* What you have to do
Locate "Read this page and output its text content." in the listing below, then output the line holding it and every line after it, exactly and with nothing else.

* Dataset extract
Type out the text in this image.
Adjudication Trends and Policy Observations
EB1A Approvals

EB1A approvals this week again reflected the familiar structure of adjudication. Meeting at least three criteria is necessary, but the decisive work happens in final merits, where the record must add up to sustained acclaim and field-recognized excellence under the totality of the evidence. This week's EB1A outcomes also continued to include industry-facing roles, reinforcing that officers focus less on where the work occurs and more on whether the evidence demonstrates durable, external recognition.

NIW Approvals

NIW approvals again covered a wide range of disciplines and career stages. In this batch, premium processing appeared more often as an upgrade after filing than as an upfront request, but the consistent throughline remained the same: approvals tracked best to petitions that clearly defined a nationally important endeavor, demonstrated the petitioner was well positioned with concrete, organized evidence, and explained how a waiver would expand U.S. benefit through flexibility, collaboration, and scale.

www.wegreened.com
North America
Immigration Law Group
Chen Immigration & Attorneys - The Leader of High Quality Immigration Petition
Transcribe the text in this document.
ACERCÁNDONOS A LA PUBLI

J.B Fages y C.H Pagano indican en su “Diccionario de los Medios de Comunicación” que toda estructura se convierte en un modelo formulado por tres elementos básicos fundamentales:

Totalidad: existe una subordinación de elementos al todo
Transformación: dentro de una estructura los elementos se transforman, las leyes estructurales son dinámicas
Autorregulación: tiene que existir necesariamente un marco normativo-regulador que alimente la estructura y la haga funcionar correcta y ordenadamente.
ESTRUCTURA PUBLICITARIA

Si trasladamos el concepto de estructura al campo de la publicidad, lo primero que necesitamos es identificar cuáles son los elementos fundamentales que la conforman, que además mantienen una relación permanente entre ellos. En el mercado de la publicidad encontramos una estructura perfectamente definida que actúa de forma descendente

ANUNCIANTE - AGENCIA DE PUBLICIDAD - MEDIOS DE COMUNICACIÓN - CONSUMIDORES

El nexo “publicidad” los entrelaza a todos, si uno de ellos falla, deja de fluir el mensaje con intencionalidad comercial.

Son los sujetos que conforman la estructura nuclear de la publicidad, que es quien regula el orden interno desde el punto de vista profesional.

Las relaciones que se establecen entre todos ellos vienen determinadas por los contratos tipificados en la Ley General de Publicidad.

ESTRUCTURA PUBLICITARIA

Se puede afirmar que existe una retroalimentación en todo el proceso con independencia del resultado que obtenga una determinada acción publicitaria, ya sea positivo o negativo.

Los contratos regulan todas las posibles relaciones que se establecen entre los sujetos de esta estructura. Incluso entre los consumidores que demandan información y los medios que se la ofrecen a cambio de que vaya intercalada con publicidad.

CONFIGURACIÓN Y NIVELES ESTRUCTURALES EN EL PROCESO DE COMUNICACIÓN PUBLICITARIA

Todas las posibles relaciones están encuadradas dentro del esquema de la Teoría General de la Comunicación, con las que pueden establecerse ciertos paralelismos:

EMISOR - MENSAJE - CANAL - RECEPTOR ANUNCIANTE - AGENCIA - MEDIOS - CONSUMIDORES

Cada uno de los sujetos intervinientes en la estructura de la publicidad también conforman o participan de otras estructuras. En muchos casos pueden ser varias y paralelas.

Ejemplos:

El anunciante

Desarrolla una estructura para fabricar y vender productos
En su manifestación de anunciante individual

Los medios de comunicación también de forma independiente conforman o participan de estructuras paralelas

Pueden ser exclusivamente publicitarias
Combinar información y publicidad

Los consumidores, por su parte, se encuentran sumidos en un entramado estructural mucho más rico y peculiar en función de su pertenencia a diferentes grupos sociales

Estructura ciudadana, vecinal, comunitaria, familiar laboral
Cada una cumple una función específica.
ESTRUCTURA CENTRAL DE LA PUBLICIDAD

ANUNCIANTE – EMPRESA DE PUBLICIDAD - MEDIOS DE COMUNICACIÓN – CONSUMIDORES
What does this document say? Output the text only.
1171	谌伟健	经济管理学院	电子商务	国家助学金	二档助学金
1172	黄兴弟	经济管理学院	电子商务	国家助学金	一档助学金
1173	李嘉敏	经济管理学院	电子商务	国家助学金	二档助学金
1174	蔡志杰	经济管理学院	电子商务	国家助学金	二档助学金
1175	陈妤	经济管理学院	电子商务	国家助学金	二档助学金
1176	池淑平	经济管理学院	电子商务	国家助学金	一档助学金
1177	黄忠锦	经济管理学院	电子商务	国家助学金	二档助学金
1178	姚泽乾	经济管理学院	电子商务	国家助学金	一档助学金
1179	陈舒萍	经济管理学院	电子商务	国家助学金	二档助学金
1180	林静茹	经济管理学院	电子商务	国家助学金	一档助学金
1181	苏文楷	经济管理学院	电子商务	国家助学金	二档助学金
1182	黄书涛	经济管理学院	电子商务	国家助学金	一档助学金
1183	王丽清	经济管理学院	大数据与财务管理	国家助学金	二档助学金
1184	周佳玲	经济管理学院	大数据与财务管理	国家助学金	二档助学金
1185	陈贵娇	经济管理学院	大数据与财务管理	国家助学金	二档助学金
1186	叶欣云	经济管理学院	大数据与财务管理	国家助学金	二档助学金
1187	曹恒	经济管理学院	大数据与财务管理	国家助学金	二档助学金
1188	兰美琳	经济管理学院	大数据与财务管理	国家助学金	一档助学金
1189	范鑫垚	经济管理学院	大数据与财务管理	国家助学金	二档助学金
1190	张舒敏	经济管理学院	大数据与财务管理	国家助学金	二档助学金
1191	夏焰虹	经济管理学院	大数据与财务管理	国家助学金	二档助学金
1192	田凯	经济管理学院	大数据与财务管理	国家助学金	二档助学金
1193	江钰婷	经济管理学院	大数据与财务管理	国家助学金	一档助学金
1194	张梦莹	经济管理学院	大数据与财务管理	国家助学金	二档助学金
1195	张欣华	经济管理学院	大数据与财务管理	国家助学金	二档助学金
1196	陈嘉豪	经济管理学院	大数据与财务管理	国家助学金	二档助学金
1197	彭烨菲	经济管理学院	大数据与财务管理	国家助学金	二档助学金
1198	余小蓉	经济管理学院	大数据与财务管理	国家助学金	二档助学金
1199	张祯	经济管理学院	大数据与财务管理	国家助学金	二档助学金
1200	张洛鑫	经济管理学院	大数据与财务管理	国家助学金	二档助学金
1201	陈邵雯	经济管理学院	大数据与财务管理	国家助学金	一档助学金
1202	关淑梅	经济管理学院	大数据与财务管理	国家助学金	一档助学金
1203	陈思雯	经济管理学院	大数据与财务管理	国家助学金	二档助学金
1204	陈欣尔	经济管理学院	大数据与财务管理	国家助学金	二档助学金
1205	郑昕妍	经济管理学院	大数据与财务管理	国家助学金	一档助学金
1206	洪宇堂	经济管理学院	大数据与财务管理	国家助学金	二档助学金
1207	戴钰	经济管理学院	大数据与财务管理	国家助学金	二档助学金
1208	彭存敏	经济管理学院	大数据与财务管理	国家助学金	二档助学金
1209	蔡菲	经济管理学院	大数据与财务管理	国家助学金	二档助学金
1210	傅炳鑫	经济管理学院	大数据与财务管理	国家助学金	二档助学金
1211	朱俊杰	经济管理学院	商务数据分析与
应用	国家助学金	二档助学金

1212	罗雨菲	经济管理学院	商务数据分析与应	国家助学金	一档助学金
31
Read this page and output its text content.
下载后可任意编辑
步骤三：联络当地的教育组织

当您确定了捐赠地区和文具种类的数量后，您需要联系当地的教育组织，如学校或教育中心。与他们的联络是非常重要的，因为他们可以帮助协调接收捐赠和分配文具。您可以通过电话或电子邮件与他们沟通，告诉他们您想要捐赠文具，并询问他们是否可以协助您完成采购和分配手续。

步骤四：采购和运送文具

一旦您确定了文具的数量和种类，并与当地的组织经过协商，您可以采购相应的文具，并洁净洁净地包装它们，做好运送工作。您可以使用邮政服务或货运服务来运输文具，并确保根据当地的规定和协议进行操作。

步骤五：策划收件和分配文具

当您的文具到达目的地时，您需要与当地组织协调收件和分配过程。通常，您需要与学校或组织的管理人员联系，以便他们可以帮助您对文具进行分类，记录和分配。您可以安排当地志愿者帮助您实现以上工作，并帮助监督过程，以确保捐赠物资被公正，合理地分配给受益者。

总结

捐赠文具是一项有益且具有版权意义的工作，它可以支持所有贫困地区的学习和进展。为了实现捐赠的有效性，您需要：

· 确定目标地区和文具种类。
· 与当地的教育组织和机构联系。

* Answer below
Read this page and output its text content.
下载后可任意编辑
步骤三：联络当地的教育组织

当您确定了捐赠地区和文具种类的数量后，您需要联系当地的教育组织，如学校或教育中心。与他们的联络是非常重要的，因为他们可以帮助协调接收捐赠和分配文具。您可以通过电话或电子邮件与他们沟通，告诉他们您想要捐赠文具，并询问他们是否可以协助您完成采购和分配手续。

步骤四：采购和运送文具

一旦您确定了文具的数量和种类，并与当地的组织经过协商，您可以采购相应的文具，并洁净洁净地包装它们，做好运送工作。您可以使用邮政服务或货运服务来运输文具，并确保根据当地的规定和协议进行操作。

步骤五：策划收件和分配文具

当您的文具到达目的地时，您需要与当地组织协调收件和分配过程。通常，您需要与学校或组织的管理人员联系，以便他们可以帮助您对文具进行分类，记录和分配。您可以安排当地志愿者帮助您实现以上工作，并帮助监督过程，以确保捐赠物资被公正，合理地分配给受益者。

总结

捐赠文具是一项有益且具有版权意义的工作，它可以支持所有贫困地区的学习和进展。为了实现捐赠的有效性，您需要：

· 确定目标地区和文具种类。
· 与当地的教育组织和机构联系。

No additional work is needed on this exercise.